* start Task data *

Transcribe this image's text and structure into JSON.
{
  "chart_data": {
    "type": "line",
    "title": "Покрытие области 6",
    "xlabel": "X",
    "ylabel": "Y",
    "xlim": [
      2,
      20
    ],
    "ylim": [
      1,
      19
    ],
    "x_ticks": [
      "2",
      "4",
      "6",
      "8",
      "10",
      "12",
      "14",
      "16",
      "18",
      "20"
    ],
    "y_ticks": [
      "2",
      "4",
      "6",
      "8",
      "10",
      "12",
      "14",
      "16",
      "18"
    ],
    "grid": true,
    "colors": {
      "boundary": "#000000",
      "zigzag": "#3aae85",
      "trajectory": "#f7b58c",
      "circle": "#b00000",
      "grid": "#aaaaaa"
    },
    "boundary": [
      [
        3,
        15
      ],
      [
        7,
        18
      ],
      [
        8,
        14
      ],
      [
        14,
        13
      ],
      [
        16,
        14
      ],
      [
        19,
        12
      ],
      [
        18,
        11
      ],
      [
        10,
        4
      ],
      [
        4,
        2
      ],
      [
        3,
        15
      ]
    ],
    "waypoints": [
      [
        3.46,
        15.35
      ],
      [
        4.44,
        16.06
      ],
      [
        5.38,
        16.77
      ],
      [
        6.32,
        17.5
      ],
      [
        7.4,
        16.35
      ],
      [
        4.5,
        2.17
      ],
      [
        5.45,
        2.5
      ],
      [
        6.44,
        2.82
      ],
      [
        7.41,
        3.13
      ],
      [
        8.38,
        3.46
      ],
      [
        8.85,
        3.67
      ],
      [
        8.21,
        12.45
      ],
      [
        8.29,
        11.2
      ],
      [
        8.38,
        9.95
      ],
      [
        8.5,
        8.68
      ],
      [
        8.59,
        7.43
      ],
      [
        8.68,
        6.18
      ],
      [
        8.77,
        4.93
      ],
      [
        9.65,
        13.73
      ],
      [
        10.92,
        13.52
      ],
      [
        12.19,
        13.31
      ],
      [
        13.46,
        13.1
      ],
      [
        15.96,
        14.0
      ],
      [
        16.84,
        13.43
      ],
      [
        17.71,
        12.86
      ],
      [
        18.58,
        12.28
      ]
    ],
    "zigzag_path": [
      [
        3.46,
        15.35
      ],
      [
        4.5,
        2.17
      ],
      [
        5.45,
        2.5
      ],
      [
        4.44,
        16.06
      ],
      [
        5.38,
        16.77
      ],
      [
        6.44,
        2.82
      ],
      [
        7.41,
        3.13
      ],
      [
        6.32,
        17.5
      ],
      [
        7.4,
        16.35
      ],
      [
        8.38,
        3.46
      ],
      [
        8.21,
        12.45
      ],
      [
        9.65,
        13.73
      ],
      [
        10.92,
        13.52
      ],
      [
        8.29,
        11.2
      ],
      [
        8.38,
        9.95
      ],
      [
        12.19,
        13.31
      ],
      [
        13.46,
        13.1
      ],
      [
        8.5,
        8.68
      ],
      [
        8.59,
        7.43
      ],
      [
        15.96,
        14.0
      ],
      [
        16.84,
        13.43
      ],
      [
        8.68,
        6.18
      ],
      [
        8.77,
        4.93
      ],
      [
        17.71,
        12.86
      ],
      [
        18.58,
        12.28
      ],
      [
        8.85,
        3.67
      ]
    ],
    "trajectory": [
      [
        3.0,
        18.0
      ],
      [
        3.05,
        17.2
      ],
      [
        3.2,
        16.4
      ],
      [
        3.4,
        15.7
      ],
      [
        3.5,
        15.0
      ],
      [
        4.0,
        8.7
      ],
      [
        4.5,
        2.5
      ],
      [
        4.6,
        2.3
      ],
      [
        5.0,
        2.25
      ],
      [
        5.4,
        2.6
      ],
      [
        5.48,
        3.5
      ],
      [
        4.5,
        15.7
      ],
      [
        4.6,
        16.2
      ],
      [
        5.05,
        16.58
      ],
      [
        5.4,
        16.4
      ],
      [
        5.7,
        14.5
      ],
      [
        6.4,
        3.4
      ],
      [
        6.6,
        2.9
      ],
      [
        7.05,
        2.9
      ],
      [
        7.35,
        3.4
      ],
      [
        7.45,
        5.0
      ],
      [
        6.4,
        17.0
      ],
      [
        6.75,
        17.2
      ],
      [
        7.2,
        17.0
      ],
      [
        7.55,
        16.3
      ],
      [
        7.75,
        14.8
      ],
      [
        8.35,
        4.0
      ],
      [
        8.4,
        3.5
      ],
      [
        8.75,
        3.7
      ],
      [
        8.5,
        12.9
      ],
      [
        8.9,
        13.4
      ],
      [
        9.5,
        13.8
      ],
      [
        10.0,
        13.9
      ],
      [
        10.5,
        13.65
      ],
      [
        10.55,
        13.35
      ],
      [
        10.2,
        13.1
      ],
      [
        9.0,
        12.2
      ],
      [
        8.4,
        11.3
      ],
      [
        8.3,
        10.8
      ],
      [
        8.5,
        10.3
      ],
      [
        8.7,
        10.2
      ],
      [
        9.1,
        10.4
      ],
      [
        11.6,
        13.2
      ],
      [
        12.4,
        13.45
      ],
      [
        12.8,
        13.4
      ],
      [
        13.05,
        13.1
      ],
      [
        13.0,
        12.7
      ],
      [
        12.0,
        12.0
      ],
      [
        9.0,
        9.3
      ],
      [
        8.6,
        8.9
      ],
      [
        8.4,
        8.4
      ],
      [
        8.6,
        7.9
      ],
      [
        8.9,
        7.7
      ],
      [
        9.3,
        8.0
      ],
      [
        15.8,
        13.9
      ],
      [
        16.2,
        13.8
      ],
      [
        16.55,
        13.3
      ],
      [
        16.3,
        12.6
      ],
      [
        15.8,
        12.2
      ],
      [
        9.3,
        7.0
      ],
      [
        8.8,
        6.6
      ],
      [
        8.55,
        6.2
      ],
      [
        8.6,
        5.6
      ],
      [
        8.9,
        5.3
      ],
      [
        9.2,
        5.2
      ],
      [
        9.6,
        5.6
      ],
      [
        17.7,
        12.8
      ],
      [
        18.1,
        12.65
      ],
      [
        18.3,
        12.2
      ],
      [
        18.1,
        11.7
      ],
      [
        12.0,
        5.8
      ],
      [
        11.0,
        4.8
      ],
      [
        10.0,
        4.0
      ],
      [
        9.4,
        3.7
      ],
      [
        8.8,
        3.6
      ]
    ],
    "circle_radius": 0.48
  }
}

* end Task data *

▶ [What is being asked]: Faithfully reproduce all of the records, character for character.

▶ [Output below]:
Transcribe this image's text and structure into JSON.
{
  "chart_data": {
    "type": "line",
    "title": "Покрытие области 6",
    "xlabel": "X",
    "ylabel": "Y",
    "xlim": [
      2,
      20
    ],
    "ylim": [
      1,
      19
    ],
    "x_ticks": [
      "2",
      "4",
      "6",
      "8",
      "10",
      "12",
      "14",
      "16",
      "18",
      "20"
    ],
    "y_ticks": [
      "2",
      "4",
      "6",
      "8",
      "10",
      "12",
      "14",
      "16",
      "18"
    ],
    "grid": true,
    "colors": {
      "boundary": "#000000",
      "zigzag": "#3aae85",
      "trajectory": "#f7b58c",
      "circle": "#b00000",
      "grid": "#aaaaaa"
    },
    "boundary": [
      [
        3,
        15
      ],
      [
        7,
        18
      ],
      [
        8,
        14
      ],
      [
        14,
        13
      ],
      [
        16,
        14
      ],
      [
        19,
        12
      ],
      [
        18,
        11
      ],
      [
        10,
        4
      ],
      [
        4,
        2
      ],
      [
        3,
        15
      ]
    ],
    "waypoints": [
      [
        3.46,
        15.35
      ],
      [
        4.44,
        16.06
      ],
      [
        5.38,
        16.77
      ],
      [
        6.32,
        17.5
      ],
      [
        7.4,
        16.35
      ],
      [
        4.5,
        2.17
      ],
      [
        5.45,
        2.5
      ],
      [
        6.44,
        2.82
      ],
      [
        7.41,
        3.13
      ],
      [
        8.38,
        3.46
      ],
      [
        8.85,
        3.67
      ],
      [
        8.21,
        12.45
      ],
      [
        8.29,
        11.2
      ],
      [
        8.38,
        9.95
      ],
      [
        8.5,
        8.68
      ],
      [
        8.59,
        7.43
      ],
      [
        8.68,
        6.18
      ],
      [
        8.77,
        4.93
      ],
      [
        9.65,
        13.73
      ],
      [
        10.92,
        13.52
      ],
      [
        12.19,
        13.31
      ],
      [
        13.46,
        13.1
      ],
      [
        15.96,
        14.0
      ],
      [
        16.84,
        13.43
      ],
      [
        17.71,
        12.86
      ],
      [
        18.58,
        12.28
      ]
    ],
    "zigzag_path": [
      [
        3.46,
        15.35
      ],
      [
        4.5,
        2.17
      ],
      [
        5.45,
        2.5
      ],
      [
        4.44,
        16.06
      ],
      [
        5.38,
        16.77
      ],
      [
        6.44,
        2.82
      ],
      [
        7.41,
        3.13
      ],
      [
        6.32,
        17.5
      ],
      [
        7.4,
        16.35
      ],
      [
        8.38,
        3.46
      ],
      [
        8.21,
        12.45
      ],
      [
        9.65,
        13.73
      ],
      [
        10.92,
        13.52
      ],
      [
        8.29,
        11.2
      ],
      [
        8.38,
        9.95
      ],
      [
        12.19,
        13.31
      ],
      [
        13.46,
        13.1
      ],
      [
        8.5,
        8.68
      ],
      [
        8.59,
        7.43
      ],
      [
        15.96,
        14.0
      ],
      [
        16.84,
        13.43
      ],
      [
        8.68,
        6.18
      ],
      [
        8.77,
        4.93
      ],
      [
        17.71,
        12.86
      ],
      [
        18.58,
        12.28
      ],
      [
        8.85,
        3.67
      ]
    ],
    "trajectory": [
      [
        3.0,
        18.0
      ],
      [
        3.05,
        17.2
      ],
      [
        3.2,
        16.4
      ],
      [
        3.4,
        15.7
      ],
      [
        3.5,
        15.0
      ],
      [
        4.0,
        8.7
      ],
      [
        4.5,
        2.5
      ],
      [
        4.6,
        2.3
      ],
      [
        5.0,
        2.25
      ],
      [
        5.4,
        2.6
      ],
      [
        5.48,
        3.5
      ],
      [
        4.5,
        15.7
      ],
      [
        4.6,
        16.2
      ],
      [
        5.05,
        16.58
      ],
      [
        5.4,
        16.4
      ],
      [
        5.7,
        14.5
      ],
      [
        6.4,
        3.4
      ],
      [
        6.6,
        2.9
      ],
      [
        7.05,
        2.9
      ],
      [
        7.35,
        3.4
      ],
      [
        7.45,
        5.0
      ],
      [
        6.4,
        17.0
      ],
      [
        6.75,
        17.2
      ],
      [
        7.2,
        17.0
      ],
      [
        7.55,
        16.3
      ],
      [
        7.75,
        14.8
      ],
      [
        8.35,
        4.0
      ],
      [
        8.4,
        3.5
      ],
      [
        8.75,
        3.7
      ],
      [
        8.5,
        12.9
      ],
      [
        8.9,
        13.4
      ],
      [
        9.5,
        13.8
      ],
      [
        10.0,
        13.9
      ],
      [
        10.5,
        13.65
      ],
      [
        10.55,
        13.35
      ],
      [
        10.2,
        13.1
      ],
      [
        9.0,
        12.2
      ],
      [
        8.4,
        11.3
      ],
      [
        8.3,
        10.8
      ],
      [
        8.5,
        10.3
      ],
      [
        8.7,
        10.2
      ],
      [
        9.1,
        10.4
      ],
      [
        11.6,
        13.2
      ],
      [
        12.4,
        13.45
      ],
      [
        12.8,
        13.4
      ],
      [
        13.05,
        13.1
      ],
      [
        13.0,
        12.7
      ],
      [
        12.0,
        12.0
      ],
      [
        9.0,
        9.3
      ],
      [
        8.6,
        8.9
      ],
      [
        8.4,
        8.4
      ],
      [
        8.6,
        7.9
      ],
      [
        8.9,
        7.7
      ],
      [
        9.3,
        8.0
      ],
      [
        15.8,
        13.9
      ],
      [
        16.2,
        13.8
      ],
      [
        16.55,
        13.3
      ],
      [
        16.3,
        12.6
      ],
      [
        15.8,
        12.2
      ],
      [
        9.3,
        7.0
      ],
      [
        8.8,
        6.6
      ],
      [
        8.55,
        6.2
      ],
      [
        8.6,
        5.6
      ],
      [
        8.9,
        5.3
      ],
      [
        9.2,
        5.2
      ],
      [
        9.6,
        5.6
      ],
      [
        17.7,
        12.8
      ],
      [
        18.1,
        12.65
      ],
      [
        18.3,
        12.2
      ],
      [
        18.1,
        11.7
      ],
      [
        12.0,
        5.8
      ],
      [
        11.0,
        4.8
      ],
      [
        10.0,
        4.0
      ],
      [
        9.4,
        3.7
      ],
      [
        8.8,
        3.6
      ]
    ],
    "circle_radius": 0.48
  }
}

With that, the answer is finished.